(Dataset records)
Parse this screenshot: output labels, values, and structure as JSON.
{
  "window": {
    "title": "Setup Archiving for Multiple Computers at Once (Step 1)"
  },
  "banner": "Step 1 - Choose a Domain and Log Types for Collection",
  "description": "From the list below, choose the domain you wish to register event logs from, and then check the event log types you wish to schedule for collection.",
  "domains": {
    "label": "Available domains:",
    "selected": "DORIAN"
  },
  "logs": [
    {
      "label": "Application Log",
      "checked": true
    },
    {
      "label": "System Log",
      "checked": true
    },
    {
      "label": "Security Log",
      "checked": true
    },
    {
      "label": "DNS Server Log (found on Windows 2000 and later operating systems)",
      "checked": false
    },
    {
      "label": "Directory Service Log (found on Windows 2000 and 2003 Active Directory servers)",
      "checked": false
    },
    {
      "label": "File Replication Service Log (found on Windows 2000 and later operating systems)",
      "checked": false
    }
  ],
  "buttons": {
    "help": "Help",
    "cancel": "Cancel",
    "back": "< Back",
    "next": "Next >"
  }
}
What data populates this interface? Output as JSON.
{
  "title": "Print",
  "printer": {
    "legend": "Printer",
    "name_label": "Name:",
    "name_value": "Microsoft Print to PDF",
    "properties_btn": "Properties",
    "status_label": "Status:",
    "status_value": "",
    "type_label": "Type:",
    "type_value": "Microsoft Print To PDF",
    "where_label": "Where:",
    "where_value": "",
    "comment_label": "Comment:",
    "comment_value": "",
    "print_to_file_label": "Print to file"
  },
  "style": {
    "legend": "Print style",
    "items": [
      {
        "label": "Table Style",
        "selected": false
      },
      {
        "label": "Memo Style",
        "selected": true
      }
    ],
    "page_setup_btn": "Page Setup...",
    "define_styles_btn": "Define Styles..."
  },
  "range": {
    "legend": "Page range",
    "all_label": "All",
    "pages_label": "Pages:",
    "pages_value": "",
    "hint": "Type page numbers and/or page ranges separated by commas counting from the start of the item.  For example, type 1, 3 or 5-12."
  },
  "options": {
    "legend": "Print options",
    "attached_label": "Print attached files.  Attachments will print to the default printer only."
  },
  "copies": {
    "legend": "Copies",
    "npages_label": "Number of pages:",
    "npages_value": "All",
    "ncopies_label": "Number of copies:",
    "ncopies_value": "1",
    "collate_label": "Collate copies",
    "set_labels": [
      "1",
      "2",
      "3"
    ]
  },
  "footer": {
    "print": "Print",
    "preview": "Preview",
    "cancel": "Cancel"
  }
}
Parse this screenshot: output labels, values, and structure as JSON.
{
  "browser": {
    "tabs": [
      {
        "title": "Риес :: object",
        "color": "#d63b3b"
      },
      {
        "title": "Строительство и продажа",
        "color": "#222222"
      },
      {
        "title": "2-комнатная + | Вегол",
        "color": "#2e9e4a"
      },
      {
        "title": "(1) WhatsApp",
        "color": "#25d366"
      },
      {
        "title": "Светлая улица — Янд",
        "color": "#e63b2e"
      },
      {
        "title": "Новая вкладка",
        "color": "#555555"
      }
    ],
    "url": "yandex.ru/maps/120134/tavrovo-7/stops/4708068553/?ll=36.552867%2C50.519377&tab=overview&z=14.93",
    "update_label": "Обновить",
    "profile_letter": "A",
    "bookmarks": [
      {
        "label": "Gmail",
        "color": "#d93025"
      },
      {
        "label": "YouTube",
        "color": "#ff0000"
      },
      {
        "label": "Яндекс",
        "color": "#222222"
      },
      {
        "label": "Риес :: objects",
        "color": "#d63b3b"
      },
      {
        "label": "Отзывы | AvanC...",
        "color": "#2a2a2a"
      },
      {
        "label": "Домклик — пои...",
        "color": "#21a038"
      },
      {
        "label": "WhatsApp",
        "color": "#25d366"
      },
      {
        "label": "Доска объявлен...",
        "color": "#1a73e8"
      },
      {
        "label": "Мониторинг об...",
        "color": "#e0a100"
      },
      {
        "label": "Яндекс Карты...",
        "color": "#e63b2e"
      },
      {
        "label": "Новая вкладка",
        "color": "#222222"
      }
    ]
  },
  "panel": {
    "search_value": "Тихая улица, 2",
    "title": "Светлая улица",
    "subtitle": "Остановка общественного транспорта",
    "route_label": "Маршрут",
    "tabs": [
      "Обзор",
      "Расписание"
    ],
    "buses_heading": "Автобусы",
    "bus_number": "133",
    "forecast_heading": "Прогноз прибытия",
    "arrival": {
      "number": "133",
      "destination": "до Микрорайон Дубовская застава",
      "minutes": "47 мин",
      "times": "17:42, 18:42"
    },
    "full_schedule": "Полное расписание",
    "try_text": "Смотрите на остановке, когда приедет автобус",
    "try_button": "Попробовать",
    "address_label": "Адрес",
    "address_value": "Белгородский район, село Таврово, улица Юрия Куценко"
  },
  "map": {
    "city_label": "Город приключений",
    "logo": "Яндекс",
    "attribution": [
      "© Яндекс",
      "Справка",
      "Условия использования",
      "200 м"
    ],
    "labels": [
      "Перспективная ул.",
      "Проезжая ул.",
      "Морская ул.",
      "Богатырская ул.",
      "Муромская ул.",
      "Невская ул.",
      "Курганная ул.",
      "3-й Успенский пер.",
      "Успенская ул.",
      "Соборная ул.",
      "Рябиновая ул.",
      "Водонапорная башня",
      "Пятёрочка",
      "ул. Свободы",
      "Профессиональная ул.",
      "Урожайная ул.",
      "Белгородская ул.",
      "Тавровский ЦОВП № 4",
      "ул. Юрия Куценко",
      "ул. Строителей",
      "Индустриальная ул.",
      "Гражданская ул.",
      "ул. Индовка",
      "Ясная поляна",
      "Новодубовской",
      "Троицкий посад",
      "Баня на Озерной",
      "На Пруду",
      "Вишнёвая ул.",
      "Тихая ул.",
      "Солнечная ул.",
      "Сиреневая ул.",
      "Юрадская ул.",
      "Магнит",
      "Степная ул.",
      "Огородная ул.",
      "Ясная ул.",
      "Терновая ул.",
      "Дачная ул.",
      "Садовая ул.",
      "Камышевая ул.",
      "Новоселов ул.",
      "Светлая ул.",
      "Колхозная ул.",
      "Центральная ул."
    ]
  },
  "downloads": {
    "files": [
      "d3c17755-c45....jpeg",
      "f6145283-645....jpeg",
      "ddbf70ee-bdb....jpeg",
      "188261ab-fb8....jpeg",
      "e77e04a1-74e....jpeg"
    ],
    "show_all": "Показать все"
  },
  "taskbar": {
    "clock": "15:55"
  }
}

YOUR GOAL:
Scan the material and collect every line that contains "logs".

THE REPLY:
  "description": "From the list below, choose the domain you wish to register event logs from, and then check the event log types you wish to schedule for collection.",
  "logs": [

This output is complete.